Description of the task – Repeat the records below exactly as they appear.
- - -
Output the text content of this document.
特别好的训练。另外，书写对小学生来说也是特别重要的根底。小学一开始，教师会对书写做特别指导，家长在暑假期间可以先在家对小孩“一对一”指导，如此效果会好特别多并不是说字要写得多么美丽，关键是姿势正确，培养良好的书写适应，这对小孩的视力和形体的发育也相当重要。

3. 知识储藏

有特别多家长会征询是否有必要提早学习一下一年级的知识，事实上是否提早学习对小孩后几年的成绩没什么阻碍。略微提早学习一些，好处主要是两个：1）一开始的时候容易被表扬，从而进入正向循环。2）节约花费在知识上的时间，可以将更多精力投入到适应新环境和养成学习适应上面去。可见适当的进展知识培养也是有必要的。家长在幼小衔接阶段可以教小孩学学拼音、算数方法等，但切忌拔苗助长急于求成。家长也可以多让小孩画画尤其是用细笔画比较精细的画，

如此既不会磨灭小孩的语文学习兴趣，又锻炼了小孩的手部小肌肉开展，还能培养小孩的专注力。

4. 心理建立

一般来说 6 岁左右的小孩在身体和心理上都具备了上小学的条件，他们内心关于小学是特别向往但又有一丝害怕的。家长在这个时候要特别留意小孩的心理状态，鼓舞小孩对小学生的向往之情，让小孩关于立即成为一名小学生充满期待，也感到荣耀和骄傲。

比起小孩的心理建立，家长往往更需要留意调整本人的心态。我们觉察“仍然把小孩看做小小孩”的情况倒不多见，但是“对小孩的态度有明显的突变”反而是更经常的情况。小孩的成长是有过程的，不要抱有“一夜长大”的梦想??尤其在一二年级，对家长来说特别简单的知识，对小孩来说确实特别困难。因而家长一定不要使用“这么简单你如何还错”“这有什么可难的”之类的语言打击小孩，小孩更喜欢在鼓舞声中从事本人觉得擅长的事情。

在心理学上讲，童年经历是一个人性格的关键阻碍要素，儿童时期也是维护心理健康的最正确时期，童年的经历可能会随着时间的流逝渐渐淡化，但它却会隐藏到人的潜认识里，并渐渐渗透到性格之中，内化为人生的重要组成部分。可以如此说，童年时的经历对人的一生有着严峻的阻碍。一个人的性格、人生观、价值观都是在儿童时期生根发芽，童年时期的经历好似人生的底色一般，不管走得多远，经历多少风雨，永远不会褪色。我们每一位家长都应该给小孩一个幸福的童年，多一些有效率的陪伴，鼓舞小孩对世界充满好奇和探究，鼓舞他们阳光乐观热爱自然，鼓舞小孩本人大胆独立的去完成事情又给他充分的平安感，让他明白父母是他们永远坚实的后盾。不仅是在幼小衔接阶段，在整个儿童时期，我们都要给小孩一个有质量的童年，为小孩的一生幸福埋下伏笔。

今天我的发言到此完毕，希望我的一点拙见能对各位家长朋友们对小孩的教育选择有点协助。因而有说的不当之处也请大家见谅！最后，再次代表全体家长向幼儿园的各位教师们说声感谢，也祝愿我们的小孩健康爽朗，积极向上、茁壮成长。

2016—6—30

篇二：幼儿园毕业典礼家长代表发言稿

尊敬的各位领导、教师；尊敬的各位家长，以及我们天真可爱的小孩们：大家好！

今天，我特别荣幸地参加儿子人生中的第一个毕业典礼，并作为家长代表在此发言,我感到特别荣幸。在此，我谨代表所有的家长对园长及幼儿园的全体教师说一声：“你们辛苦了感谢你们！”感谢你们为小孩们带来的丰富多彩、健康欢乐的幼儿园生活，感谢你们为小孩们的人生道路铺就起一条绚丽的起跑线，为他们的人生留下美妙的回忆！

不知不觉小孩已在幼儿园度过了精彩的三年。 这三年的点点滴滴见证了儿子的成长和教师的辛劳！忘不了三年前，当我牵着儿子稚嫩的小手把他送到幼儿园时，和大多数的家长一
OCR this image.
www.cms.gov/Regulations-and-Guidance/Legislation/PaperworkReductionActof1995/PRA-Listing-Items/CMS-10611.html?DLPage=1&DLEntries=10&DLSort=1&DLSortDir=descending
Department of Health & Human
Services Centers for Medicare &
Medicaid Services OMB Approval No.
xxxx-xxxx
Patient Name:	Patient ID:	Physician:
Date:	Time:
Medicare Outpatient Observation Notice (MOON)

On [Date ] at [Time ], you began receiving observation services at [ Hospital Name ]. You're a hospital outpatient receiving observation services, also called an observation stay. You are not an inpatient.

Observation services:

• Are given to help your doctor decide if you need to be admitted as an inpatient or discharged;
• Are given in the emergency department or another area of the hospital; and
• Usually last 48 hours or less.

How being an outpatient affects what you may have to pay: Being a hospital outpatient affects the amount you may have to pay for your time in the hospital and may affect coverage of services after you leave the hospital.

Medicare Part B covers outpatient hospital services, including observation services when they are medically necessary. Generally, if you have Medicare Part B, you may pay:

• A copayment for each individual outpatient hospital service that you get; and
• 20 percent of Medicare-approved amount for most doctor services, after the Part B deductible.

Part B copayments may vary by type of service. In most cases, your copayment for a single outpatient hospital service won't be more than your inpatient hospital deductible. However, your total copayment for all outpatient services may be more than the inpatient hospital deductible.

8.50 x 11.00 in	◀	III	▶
- - -
The result –
Output the text content of this document.
特别好的训练。另外，书写对小学生来说也是特别重要的根底。小学一开始，教师会对书写做特别指导，家长在暑假期间可以先在家对小孩“一对一”指导，如此效果会好特别多并不是说字要写得多么美丽，关键是姿势正确，培养良好的书写适应，这对小孩的视力和形体的发育也相当重要。

3. 知识储藏

有特别多家长会征询是否有必要提早学习一下一年级的知识，事实上是否提早学习对小孩后几年的成绩没什么阻碍。略微提早学习一些，好处主要是两个：1）一开始的时候容易被表扬，从而进入正向循环。2）节约花费在知识上的时间，可以将更多精力投入到适应新环境和养成学习适应上面去。可见适当的进展知识培养也是有必要的。家长在幼小衔接阶段可以教小孩学学拼音、算数方法等，但切忌拔苗助长急于求成。家长也可以多让小孩画画尤其是用细笔画比较精细的画，

如此既不会磨灭小孩的语文学习兴趣，又锻炼了小孩的手部小肌肉开展，还能培养小孩的专注力。

4. 心理建立

一般来说 6 岁左右的小孩在身体和心理上都具备了上小学的条件，他们内心关于小学是特别向往但又有一丝害怕的。家长在这个时候要特别留意小孩的心理状态，鼓舞小孩对小学生的向往之情，让小孩关于立即成为一名小学生充满期待，也感到荣耀和骄傲。

比起小孩的心理建立，家长往往更需要留意调整本人的心态。我们觉察“仍然把小孩看做小小孩”的情况倒不多见，但是“对小孩的态度有明显的突变”反而是更经常的情况。小孩的成长是有过程的，不要抱有“一夜长大”的梦想??尤其在一二年级，对家长来说特别简单的知识，对小孩来说确实特别困难。因而家长一定不要使用“这么简单你如何还错”“这有什么可难的”之类的语言打击小孩，小孩更喜欢在鼓舞声中从事本人觉得擅长的事情。

在心理学上讲，童年经历是一个人性格的关键阻碍要素，儿童时期也是维护心理健康的最正确时期，童年的经历可能会随着时间的流逝渐渐淡化，但它却会隐藏到人的潜认识里，并渐渐渗透到性格之中，内化为人生的重要组成部分。可以如此说，童年时的经历对人的一生有着严峻的阻碍。一个人的性格、人生观、价值观都是在儿童时期生根发芽，童年时期的经历好似人生的底色一般，不管走得多远，经历多少风雨，永远不会褪色。我们每一位家长都应该给小孩一个幸福的童年，多一些有效率的陪伴，鼓舞小孩对世界充满好奇和探究，鼓舞他们阳光乐观热爱自然，鼓舞小孩本人大胆独立的去完成事情又给他充分的平安感，让他明白父母是他们永远坚实的后盾。不仅是在幼小衔接阶段，在整个儿童时期，我们都要给小孩一个有质量的童年，为小孩的一生幸福埋下伏笔。

今天我的发言到此完毕，希望我的一点拙见能对各位家长朋友们对小孩的教育选择有点协助。因而有说的不当之处也请大家见谅！最后，再次代表全体家长向幼儿园的各位教师们说声感谢，也祝愿我们的小孩健康爽朗，积极向上、茁壮成长。

2016—6—30

篇二：幼儿园毕业典礼家长代表发言稿

尊敬的各位领导、教师；尊敬的各位家长，以及我们天真可爱的小孩们：大家好！

今天，我特别荣幸地参加儿子人生中的第一个毕业典礼，并作为家长代表在此发言,我感到特别荣幸。在此，我谨代表所有的家长对园长及幼儿园的全体教师说一声：“你们辛苦了感谢你们！”感谢你们为小孩们带来的丰富多彩、健康欢乐的幼儿园生活，感谢你们为小孩们的人生道路铺就起一条绚丽的起跑线，为他们的人生留下美妙的回忆！

不知不觉小孩已在幼儿园度过了精彩的三年。 这三年的点点滴滴见证了儿子的成长和教师的辛劳！忘不了三年前，当我牵着儿子稚嫩的小手把他送到幼儿园时，和大多数的家长一
OCR this image.
www.cms.gov/Regulations-and-Guidance/Legislation/PaperworkReductionActof1995/PRA-Listing-Items/CMS-10611.html?DLPage=1&DLEntries=10&DLSort=1&DLSortDir=descending
Department of Health & Human
Services Centers for Medicare &
Medicaid Services OMB Approval No.
xxxx-xxxx
Patient Name:	Patient ID:	Physician:
Date:	Time:
Medicare Outpatient Observation Notice (MOON)

On [Date ] at [Time ], you began receiving observation services at [ Hospital Name ]. You're a hospital outpatient receiving observation services, also called an observation stay. You are not an inpatient.

Observation services:

• Are given to help your doctor decide if you need to be admitted as an inpatient or discharged;
• Are given in the emergency department or another area of the hospital; and
• Usually last 48 hours or less.

How being an outpatient affects what you may have to pay: Being a hospital outpatient affects the amount you may have to pay for your time in the hospital and may affect coverage of services after you leave the hospital.

Medicare Part B covers outpatient hospital services, including observation services when they are medically necessary. Generally, if you have Medicare Part B, you may pay:

• A copayment for each individual outpatient hospital service that you get; and
• 20 percent of Medicare-approved amount for most doctor services, after the Part B deductible.

Part B copayments may vary by type of service. In most cases, your copayment for a single outpatient hospital service won't be more than your inpatient hospital deductible. However, your total copayment for all outpatient services may be more than the inpatient hospital deductible.

8.50 x 11.00 in	◀	III	▶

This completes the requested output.